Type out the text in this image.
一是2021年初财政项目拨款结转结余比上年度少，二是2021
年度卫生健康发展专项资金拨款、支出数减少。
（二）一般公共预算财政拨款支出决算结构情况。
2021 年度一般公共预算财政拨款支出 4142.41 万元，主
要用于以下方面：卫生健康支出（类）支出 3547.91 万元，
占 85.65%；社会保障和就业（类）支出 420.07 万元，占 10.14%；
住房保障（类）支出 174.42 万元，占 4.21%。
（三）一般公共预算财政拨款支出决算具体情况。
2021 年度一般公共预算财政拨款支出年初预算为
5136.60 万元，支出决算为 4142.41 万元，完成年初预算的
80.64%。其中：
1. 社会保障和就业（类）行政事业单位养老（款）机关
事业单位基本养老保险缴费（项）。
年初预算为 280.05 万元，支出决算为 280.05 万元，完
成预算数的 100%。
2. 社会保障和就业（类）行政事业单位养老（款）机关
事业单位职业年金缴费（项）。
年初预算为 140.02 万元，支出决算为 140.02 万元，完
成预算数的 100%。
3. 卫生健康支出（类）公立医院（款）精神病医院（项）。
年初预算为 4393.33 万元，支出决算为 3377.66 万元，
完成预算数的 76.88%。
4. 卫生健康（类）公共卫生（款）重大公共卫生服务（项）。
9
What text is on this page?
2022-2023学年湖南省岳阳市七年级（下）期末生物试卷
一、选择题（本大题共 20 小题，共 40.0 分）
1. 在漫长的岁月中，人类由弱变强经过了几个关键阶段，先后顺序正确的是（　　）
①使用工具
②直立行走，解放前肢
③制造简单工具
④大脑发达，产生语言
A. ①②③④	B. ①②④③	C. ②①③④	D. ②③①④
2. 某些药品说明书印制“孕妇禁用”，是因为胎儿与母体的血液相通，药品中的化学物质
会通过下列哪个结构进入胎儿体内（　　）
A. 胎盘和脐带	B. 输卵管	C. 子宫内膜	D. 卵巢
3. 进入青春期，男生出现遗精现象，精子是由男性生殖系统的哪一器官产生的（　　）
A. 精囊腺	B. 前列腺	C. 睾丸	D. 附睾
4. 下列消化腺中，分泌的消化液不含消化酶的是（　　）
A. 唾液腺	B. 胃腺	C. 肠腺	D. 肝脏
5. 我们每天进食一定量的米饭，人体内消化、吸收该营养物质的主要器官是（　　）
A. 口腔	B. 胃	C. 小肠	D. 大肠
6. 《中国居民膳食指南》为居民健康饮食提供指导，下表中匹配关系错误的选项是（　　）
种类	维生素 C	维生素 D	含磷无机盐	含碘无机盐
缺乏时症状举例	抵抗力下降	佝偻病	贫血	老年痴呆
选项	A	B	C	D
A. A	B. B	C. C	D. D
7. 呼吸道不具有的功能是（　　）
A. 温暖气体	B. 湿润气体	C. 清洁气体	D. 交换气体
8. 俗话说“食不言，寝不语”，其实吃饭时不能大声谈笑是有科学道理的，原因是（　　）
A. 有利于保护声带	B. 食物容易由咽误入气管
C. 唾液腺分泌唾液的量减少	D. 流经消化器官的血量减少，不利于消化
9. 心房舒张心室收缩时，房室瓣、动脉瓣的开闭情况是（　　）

★ ★ ★ ★ ★

• Exercise directions: In the material above, find each line that contains the word "text", and select it.

• The solution:
Type out the text in this image.
What text is on this page?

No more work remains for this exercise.